Set exercise
Copy out every line of the data exactly.

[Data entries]

_ _ _ _ _ _ _

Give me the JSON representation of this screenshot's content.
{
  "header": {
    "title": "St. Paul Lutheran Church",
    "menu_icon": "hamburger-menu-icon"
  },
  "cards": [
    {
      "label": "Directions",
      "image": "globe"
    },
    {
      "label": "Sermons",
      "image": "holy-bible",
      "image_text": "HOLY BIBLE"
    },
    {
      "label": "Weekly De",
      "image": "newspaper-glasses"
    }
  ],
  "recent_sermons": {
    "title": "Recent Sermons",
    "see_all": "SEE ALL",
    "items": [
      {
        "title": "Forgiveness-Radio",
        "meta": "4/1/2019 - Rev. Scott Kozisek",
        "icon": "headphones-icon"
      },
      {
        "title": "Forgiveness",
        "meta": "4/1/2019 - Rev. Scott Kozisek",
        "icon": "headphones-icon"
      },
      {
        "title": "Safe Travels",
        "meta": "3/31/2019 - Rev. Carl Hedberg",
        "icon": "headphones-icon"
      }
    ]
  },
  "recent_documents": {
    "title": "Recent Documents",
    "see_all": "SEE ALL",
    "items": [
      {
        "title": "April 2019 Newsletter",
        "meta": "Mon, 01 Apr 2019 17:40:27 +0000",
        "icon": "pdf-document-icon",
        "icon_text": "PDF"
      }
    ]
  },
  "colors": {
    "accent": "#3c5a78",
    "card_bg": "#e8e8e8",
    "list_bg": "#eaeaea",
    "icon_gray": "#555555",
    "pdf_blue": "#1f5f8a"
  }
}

_ _ _ _ _ _ _

Reply
Give me the JSON representation of this screenshot's content.
{
  "header": {
    "title": "St. Paul Lutheran Church",
    "menu_icon": "hamburger-menu-icon"
  },
  "cards": [
    {
      "label": "Directions",
      "image": "globe"
    },
    {
      "label": "Sermons",
      "image": "holy-bible",
      "image_text": "HOLY BIBLE"
    },
    {
      "label": "Weekly De",
      "image": "newspaper-glasses"
    }
  ],
  "recent_sermons": {
    "title": "Recent Sermons",
    "see_all": "SEE ALL",
    "items": [
      {
        "title": "Forgiveness-Radio",
        "meta": "4/1/2019 - Rev. Scott Kozisek",
        "icon": "headphones-icon"
      },
      {
        "title": "Forgiveness",
        "meta": "4/1/2019 - Rev. Scott Kozisek",
        "icon": "headphones-icon"
      },
      {
        "title": "Safe Travels",
        "meta": "3/31/2019 - Rev. Carl Hedberg",
        "icon": "headphones-icon"
      }
    ]
  },
  "recent_documents": {
    "title": "Recent Documents",
    "see_all": "SEE ALL",
    "items": [
      {
        "title": "April 2019 Newsletter",
        "meta": "Mon, 01 Apr 2019 17:40:27 +0000",
        "icon": "pdf-document-icon",
        "icon_text": "PDF"
      }
    ]
  },
  "colors": {
    "accent": "#3c5a78",
    "card_bg": "#e8e8e8",
    "list_bg": "#eaeaea",
    "icon_gray": "#555555",
    "pdf_blue": "#1f5f8a"
  }
}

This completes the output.